Required task ->
Filter the records below down to lines containing "критериям".

Dataset entries
====
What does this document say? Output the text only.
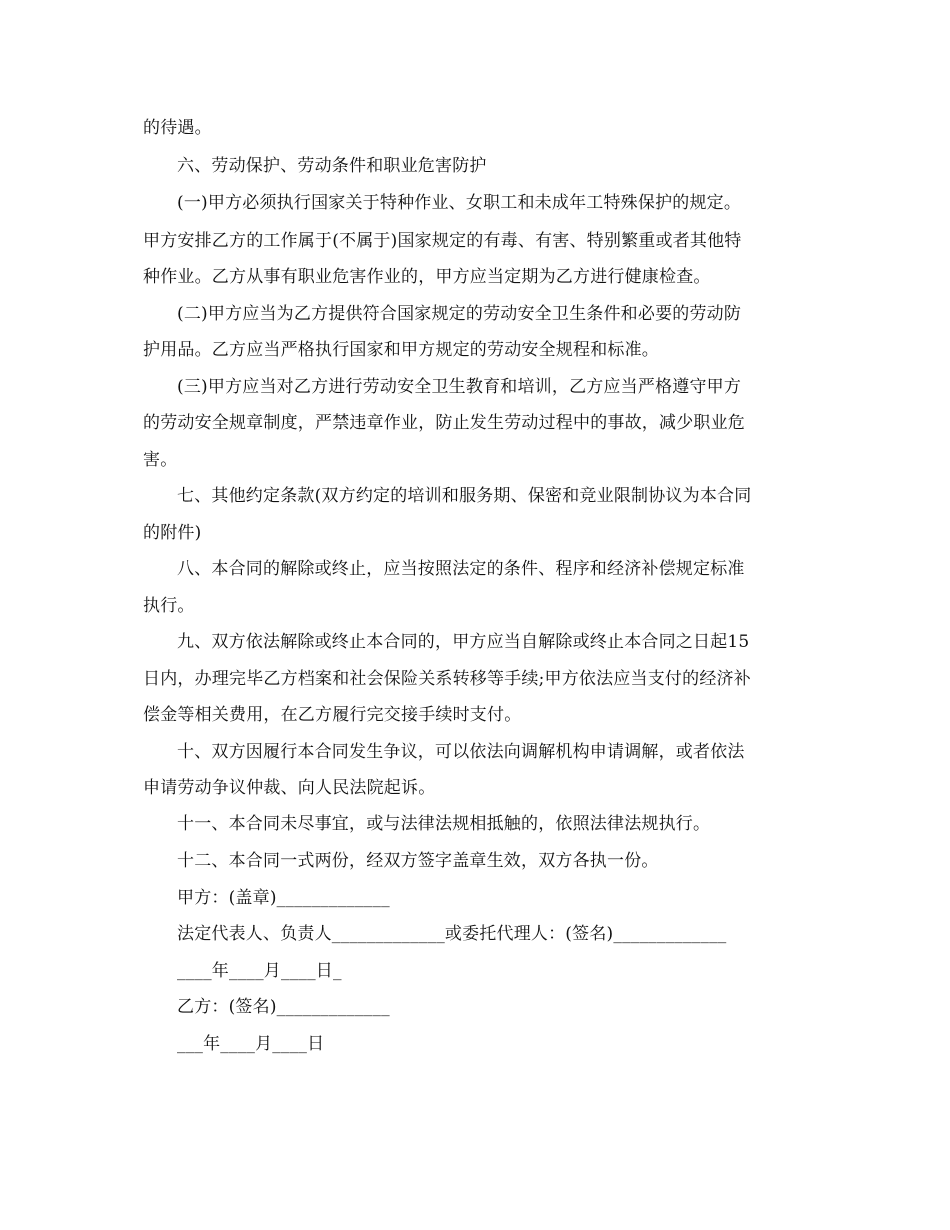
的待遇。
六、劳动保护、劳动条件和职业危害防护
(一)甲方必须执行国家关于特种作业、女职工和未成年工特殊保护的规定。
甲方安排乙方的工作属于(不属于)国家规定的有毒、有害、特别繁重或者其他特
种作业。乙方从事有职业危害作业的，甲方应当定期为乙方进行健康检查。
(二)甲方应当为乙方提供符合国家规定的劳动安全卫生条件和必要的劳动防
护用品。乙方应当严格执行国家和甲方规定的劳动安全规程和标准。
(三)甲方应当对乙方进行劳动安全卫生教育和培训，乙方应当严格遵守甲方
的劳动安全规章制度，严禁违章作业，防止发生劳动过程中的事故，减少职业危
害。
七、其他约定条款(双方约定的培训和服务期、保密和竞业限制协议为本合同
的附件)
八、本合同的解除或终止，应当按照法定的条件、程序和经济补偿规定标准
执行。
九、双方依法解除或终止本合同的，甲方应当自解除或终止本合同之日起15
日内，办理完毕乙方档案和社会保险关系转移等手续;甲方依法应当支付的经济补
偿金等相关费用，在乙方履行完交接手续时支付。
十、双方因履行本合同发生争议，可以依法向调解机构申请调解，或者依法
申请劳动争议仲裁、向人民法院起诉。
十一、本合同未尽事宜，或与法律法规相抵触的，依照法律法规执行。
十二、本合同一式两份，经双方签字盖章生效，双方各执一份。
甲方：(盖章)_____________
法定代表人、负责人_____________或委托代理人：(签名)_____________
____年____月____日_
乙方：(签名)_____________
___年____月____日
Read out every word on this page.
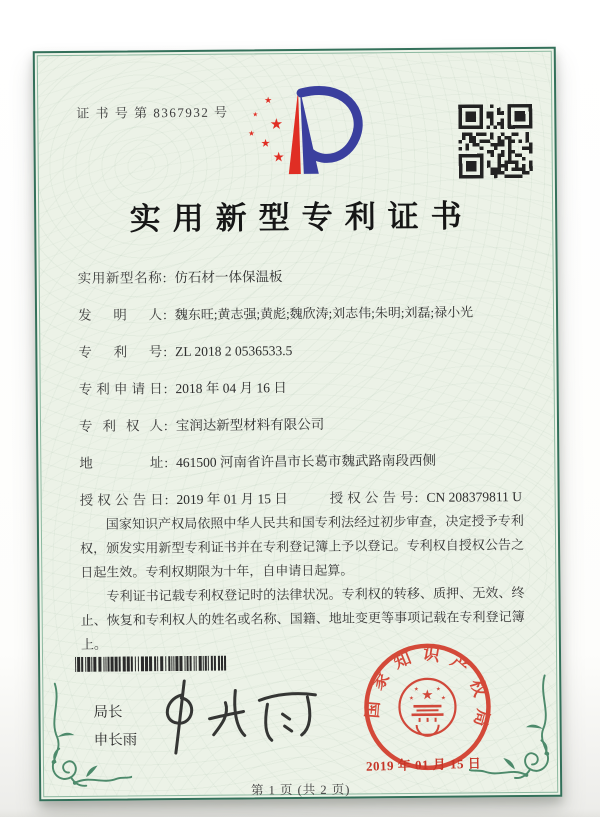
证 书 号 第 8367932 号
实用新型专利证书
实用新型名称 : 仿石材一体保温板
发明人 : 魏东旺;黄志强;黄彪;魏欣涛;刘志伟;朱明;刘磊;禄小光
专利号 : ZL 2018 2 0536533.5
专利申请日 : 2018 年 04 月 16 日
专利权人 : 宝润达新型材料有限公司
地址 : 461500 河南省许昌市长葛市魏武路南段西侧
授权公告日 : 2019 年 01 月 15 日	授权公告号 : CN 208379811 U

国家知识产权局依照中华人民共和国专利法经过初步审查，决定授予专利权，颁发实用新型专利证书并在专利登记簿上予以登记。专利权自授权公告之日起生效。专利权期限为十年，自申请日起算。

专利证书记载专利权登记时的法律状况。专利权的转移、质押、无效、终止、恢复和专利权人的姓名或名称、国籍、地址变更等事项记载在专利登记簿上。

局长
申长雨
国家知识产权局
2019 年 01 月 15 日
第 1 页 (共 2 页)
====
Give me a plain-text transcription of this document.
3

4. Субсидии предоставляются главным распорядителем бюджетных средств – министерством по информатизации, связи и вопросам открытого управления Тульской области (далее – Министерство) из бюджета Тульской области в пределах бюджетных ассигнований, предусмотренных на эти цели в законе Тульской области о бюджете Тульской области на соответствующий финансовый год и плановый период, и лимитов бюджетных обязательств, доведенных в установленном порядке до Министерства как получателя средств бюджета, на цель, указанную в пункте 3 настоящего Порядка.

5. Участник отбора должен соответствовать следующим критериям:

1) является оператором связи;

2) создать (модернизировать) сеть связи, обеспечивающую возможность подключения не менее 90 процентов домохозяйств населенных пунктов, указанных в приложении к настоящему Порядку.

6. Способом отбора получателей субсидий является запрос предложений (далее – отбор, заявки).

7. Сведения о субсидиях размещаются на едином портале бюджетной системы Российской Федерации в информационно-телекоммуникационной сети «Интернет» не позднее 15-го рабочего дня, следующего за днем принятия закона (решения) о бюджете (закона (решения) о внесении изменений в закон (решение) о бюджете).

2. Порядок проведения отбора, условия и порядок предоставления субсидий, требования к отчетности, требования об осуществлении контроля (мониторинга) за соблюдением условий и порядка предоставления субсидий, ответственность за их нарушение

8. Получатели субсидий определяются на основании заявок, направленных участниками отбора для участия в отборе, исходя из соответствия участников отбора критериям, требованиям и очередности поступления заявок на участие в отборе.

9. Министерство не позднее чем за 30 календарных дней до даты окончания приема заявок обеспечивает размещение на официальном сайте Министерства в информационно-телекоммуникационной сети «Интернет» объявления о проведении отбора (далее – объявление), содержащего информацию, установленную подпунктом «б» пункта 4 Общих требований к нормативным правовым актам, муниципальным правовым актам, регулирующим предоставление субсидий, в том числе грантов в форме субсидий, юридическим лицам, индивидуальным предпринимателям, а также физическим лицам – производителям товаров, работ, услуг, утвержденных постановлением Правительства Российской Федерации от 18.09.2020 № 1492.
====
Problem solution ->
5. Участник отбора должен соответствовать следующим критериям:
8. Получатели субсидий определяются на основании заявок, направленных участниками отбора для участия в отборе, исходя из соответствия участников отбора критериям, требованиям и очередности поступления заявок на участие в отборе.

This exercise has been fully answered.